▸ What you should do
Quote every line of the data below as it stands, omitting pictures.

▸ Dataset records
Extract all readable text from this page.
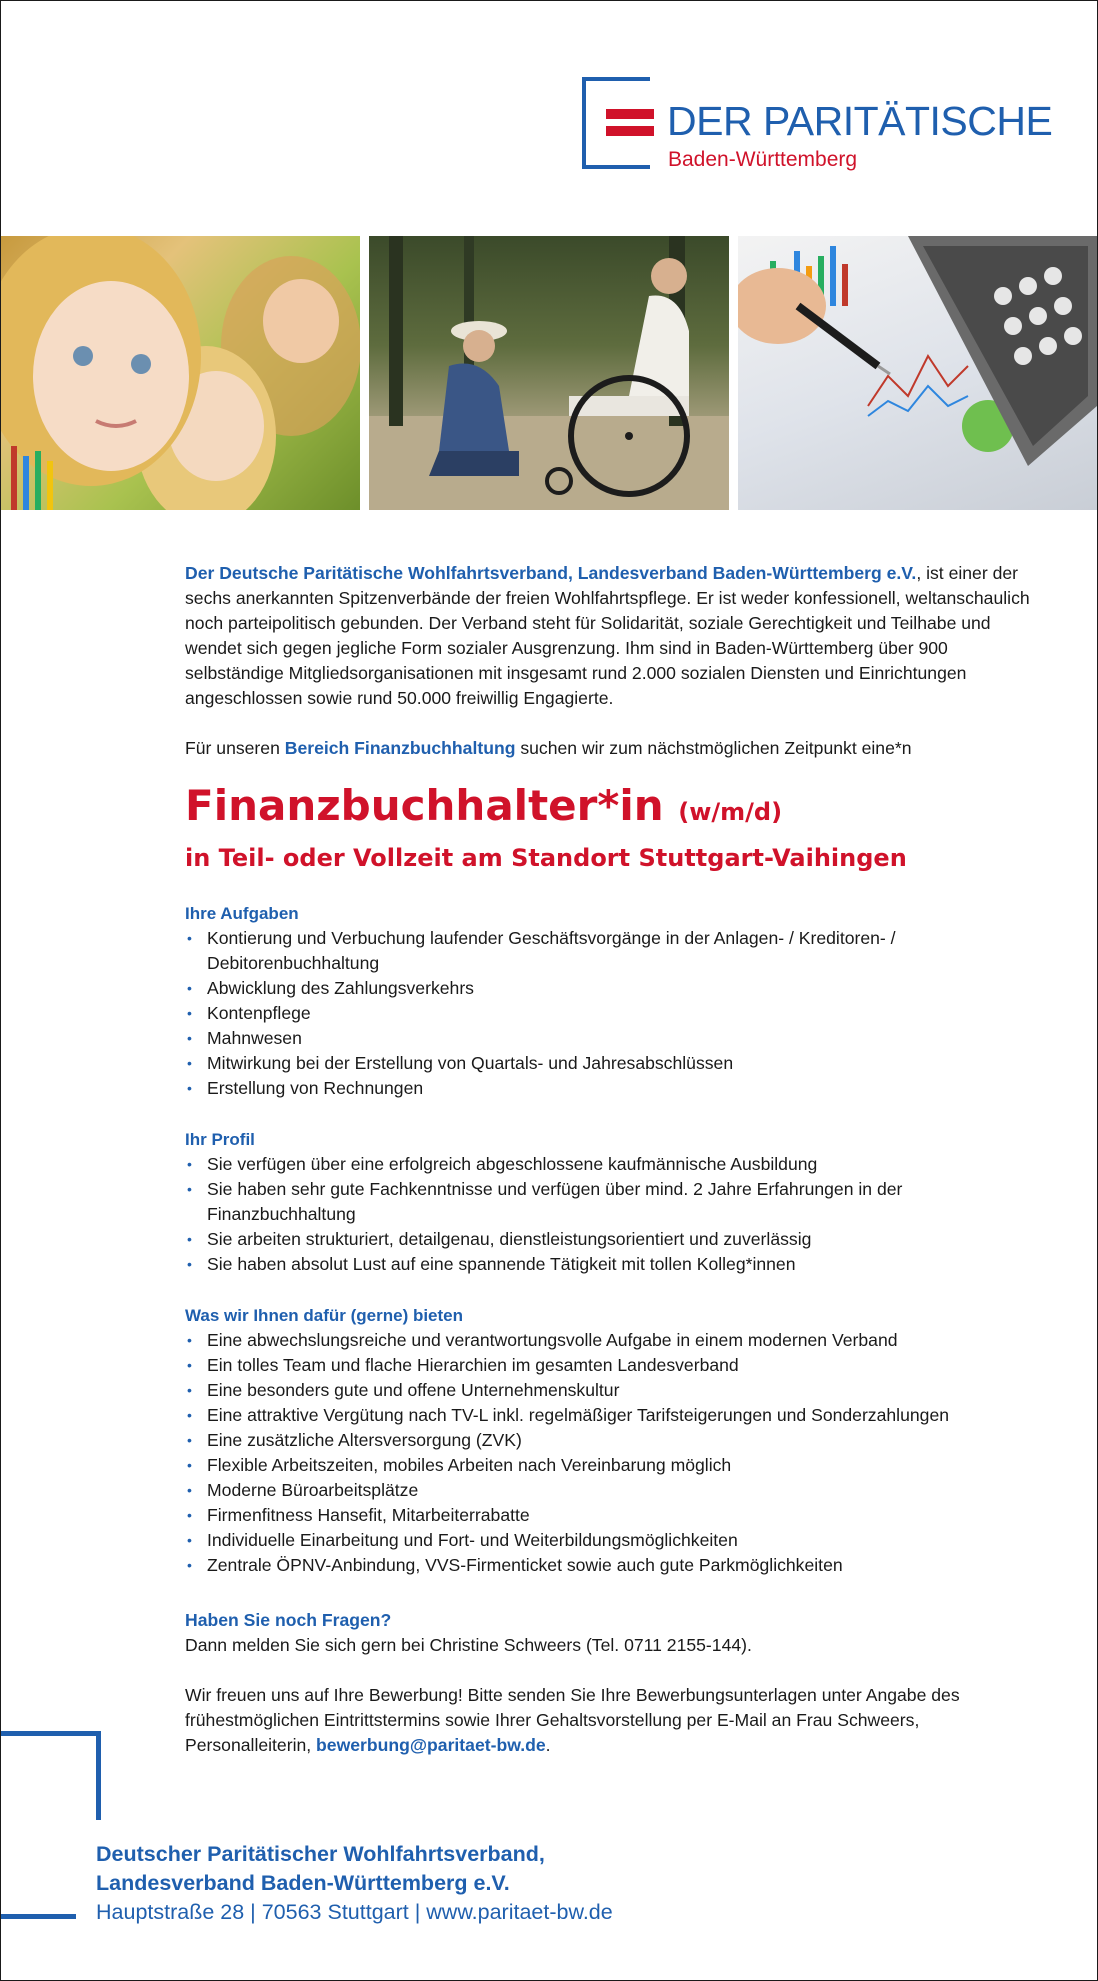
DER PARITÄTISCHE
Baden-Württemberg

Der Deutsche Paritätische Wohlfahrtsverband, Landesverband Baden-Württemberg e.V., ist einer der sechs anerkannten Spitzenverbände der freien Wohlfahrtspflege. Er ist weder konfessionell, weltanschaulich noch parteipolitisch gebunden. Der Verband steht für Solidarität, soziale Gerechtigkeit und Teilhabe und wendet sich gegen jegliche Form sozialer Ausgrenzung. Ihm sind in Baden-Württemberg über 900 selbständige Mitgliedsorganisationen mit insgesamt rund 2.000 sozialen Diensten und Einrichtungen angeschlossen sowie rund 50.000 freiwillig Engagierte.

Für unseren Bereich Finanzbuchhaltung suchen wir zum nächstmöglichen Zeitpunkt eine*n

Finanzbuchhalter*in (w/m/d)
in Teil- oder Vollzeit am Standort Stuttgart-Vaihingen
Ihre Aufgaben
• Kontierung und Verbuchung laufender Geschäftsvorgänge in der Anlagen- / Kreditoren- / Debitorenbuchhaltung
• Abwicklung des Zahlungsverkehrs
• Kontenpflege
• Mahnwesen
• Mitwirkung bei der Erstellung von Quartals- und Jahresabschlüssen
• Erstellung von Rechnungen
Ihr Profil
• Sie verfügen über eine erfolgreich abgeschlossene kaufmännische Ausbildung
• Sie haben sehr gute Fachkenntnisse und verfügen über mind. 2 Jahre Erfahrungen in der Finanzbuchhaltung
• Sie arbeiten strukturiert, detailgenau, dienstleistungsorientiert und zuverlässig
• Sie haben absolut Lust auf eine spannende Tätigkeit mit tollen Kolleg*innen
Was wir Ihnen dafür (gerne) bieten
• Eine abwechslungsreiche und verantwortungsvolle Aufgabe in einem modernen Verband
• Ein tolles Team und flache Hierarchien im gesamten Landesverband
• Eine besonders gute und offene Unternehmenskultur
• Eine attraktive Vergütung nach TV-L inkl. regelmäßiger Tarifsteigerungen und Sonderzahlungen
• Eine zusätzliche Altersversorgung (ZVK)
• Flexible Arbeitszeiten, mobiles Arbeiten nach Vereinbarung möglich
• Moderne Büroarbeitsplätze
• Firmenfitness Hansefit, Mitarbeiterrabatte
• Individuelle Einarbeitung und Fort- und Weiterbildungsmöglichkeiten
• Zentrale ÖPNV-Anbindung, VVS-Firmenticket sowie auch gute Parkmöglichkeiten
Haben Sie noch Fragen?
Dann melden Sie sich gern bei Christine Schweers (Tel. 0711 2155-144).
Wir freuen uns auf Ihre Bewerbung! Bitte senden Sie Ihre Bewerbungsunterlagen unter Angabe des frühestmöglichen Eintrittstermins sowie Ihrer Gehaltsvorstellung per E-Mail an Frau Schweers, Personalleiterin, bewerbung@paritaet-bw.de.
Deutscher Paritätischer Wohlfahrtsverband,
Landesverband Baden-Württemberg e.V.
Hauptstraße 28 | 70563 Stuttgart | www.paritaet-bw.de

▸ The completed task
Extract all readable text from this page.
DER PARITÄTISCHE
Baden-Württemberg

Der Deutsche Paritätische Wohlfahrtsverband, Landesverband Baden-Württemberg e.V., ist einer der sechs anerkannten Spitzenverbände der freien Wohlfahrtspflege. Er ist weder konfessionell, weltanschaulich noch parteipolitisch gebunden. Der Verband steht für Solidarität, soziale Gerechtigkeit und Teilhabe und wendet sich gegen jegliche Form sozialer Ausgrenzung. Ihm sind in Baden-Württemberg über 900 selbständige Mitgliedsorganisationen mit insgesamt rund 2.000 sozialen Diensten und Einrichtungen angeschlossen sowie rund 50.000 freiwillig Engagierte.

Für unseren Bereich Finanzbuchhaltung suchen wir zum nächstmöglichen Zeitpunkt eine*n

Finanzbuchhalter*in (w/m/d)
in Teil- oder Vollzeit am Standort Stuttgart-Vaihingen
Ihre Aufgaben
• Kontierung und Verbuchung laufender Geschäftsvorgänge in der Anlagen- / Kreditoren- / Debitorenbuchhaltung
• Abwicklung des Zahlungsverkehrs
• Kontenpflege
• Mahnwesen
• Mitwirkung bei der Erstellung von Quartals- und Jahresabschlüssen
• Erstellung von Rechnungen
Ihr Profil
• Sie verfügen über eine erfolgreich abgeschlossene kaufmännische Ausbildung
• Sie haben sehr gute Fachkenntnisse und verfügen über mind. 2 Jahre Erfahrungen in der Finanzbuchhaltung
• Sie arbeiten strukturiert, detailgenau, dienstleistungsorientiert und zuverlässig
• Sie haben absolut Lust auf eine spannende Tätigkeit mit tollen Kolleg*innen
Was wir Ihnen dafür (gerne) bieten
• Eine abwechslungsreiche und verantwortungsvolle Aufgabe in einem modernen Verband
• Ein tolles Team und flache Hierarchien im gesamten Landesverband
• Eine besonders gute und offene Unternehmenskultur
• Eine attraktive Vergütung nach TV-L inkl. regelmäßiger Tarifsteigerungen und Sonderzahlungen
• Eine zusätzliche Altersversorgung (ZVK)
• Flexible Arbeitszeiten, mobiles Arbeiten nach Vereinbarung möglich
• Moderne Büroarbeitsplätze
• Firmenfitness Hansefit, Mitarbeiterrabatte
• Individuelle Einarbeitung und Fort- und Weiterbildungsmöglichkeiten
• Zentrale ÖPNV-Anbindung, VVS-Firmenticket sowie auch gute Parkmöglichkeiten
Haben Sie noch Fragen?
Dann melden Sie sich gern bei Christine Schweers (Tel. 0711 2155-144).
Wir freuen uns auf Ihre Bewerbung! Bitte senden Sie Ihre Bewerbungsunterlagen unter Angabe des frühestmöglichen Eintrittstermins sowie Ihrer Gehaltsvorstellung per E-Mail an Frau Schweers, Personalleiterin, bewerbung@paritaet-bw.de.
Deutscher Paritätischer Wohlfahrtsverband,
Landesverband Baden-Württemberg e.V.
Hauptstraße 28 | 70563 Stuttgart | www.paritaet-bw.de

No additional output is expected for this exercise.